* SUPPLIED TEXT *

↓

I want it known that we can never take this step unless we do it voluntarily. If we become the party of the Federal Government as against the rights of the States, if we are to fill our platform with the creed of the propogandist, if this is our new role, and we are to abjectly abandon everything that we have stood for in the past and venture into this foreign field and partake of this forbidden fruit, then when history recounts the tragic manner of our death as a political party, I want posterity also to know that in the hour of our brightest hopes and most alluring prospects, determined to end our great historic career, that of our own free will and choice we threw ourselves upon the poisoned weapon of Federal centralization and died of a self-inflicted wound.

ADDRESS UPON THE DEATH OF SENATOR WILLIAM PINCKNEY WHYTE.

Eulogies were pronounced upon the life and public services of Maryland's Grand Old Man in the Senate January 16, 1909. He was at three different periods a member of that body, an historic fact not true of any other Maryland statesman.

We are here today to pay the last tribute to the memory of our departed colleague, the Hon. William Pinckney Whyte, Senator from Maryland.

↑

Stored data:
↓

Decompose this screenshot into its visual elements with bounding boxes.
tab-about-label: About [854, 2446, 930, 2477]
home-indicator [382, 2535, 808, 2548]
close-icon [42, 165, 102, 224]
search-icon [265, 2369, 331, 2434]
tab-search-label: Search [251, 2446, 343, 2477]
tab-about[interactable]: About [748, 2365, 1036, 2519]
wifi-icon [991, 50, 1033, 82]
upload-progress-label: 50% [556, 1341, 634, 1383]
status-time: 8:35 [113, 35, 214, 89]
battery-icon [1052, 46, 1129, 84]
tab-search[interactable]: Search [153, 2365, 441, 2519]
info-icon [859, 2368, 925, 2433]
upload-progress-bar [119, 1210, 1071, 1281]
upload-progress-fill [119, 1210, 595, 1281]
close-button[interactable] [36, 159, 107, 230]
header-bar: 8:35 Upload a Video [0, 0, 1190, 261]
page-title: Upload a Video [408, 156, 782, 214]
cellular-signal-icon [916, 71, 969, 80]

↑

* YOUR TASKS *
a – From the speech excerpt, output the passage that starts at the words "I want it known" and ends after the words "a self-inflicted wound.".
b – Shorten the paragraph of the speech excerpt that begins "Eulogies were pronounced" into a brief list that keeps its main facts.
c – In the speech excerpt, what does the speaker say the party would throw itself upon?
This material has nothing to do with what is asked here.

* COMPLETE ANSWERS *
a –
I want it known that we can never take this step unless we do it voluntarily. If we become the party of the Federal Government as against the rights of the States, if we are to fill our platform with the creed of the propogandist, if this is our new role, and we are to abjectly abandon everything that we have stood for in the past and venture into this foreign field and partake of this forbidden fruit, then when history recounts the tragic manner of our death as a political party, I want posterity also to know that in the hour of our brightest hopes and most alluring prospects, determined to end our great historic career, that of our own free will and choice we threw ourselves upon the poisoned weapon of Federal centralization and died of a self-inflicted wound.

b –
- Eulogies for William Pinckney Whyte, Maryland's Grand Old Man, were given in the Senate on January 16, 1909.
- He served in the Senate at three different periods.
- No other Maryland statesman did this.

c – The poisoned weapon of Federal centralization.